What you will do
Which lines of the records contain "como"? Collect every one of them.

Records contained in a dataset
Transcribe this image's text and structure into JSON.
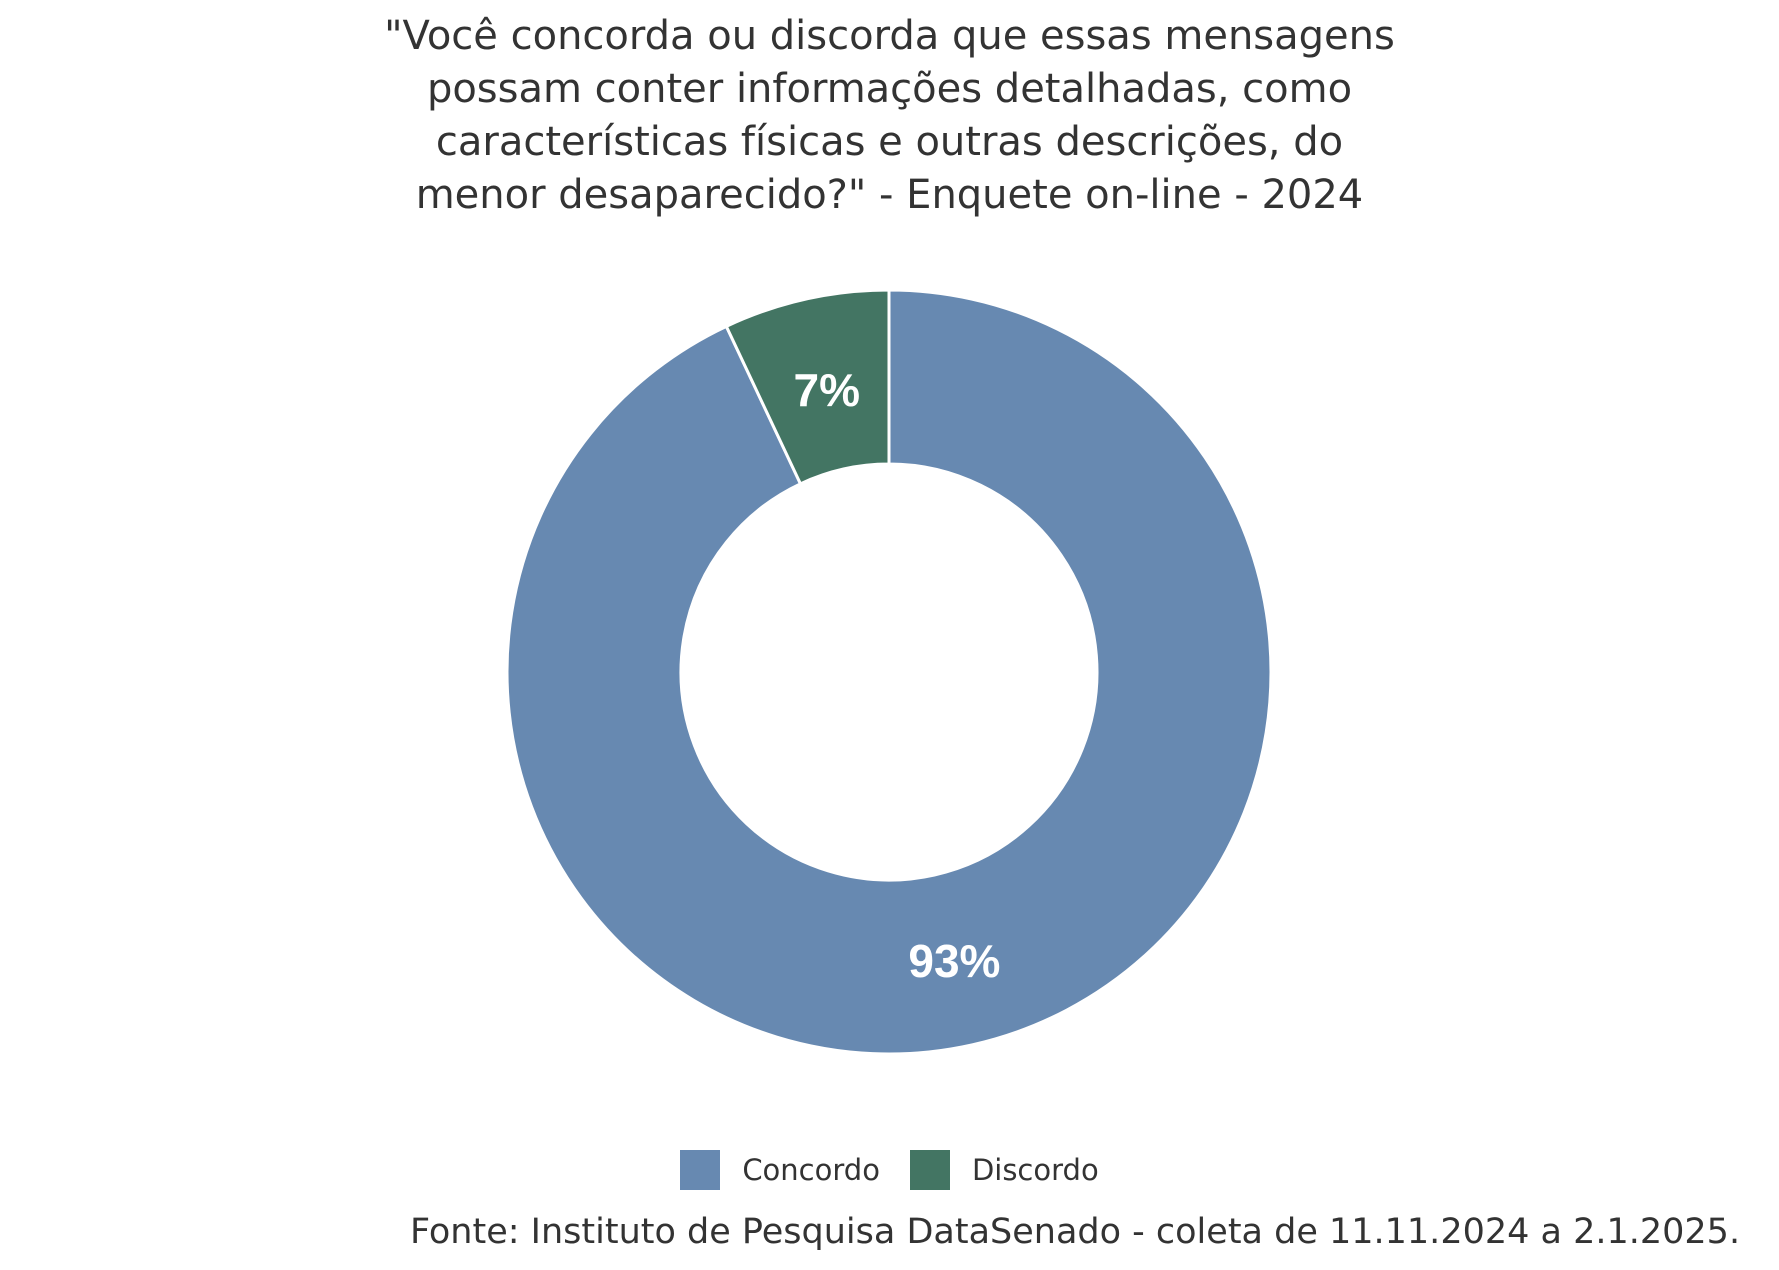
{
  "title_lines": [
    "\"Você concorda ou discorda que essas mensagens",
    "possam conter informações detalhadas, como",
    "características físicas e outras descrições, do",
    "menor desaparecido?\" - Enquete on-line - 2024"
  ],
  "chart_data": {
    "type": "pie",
    "variant": "donut",
    "title": "\"Você concorda ou discorda que essas mensagens possam conter informações detalhadas, como características físicas e outras descrições, do menor desaparecido?\" - Enquete on-line - 2024",
    "categories": [
      "Concordo",
      "Discordo"
    ],
    "values": [
      93,
      7
    ],
    "data_labels": [
      "93%",
      "7%"
    ],
    "colors": [
      "#6789b1",
      "#437563"
    ],
    "legend_position": "bottom"
  },
  "source": "Fonte: Instituto de Pesquisa DataSenado - coleta de 11.11.2024 a 2.1.2025."
}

Worked answer
    "possam conter informações detalhadas, como",
    "title": "\"Você concorda ou discorda que essas mensagens possam conter informações detalhadas, como características físicas e outras descrições, do menor desaparecido?\" - Enquete on-line - 2024",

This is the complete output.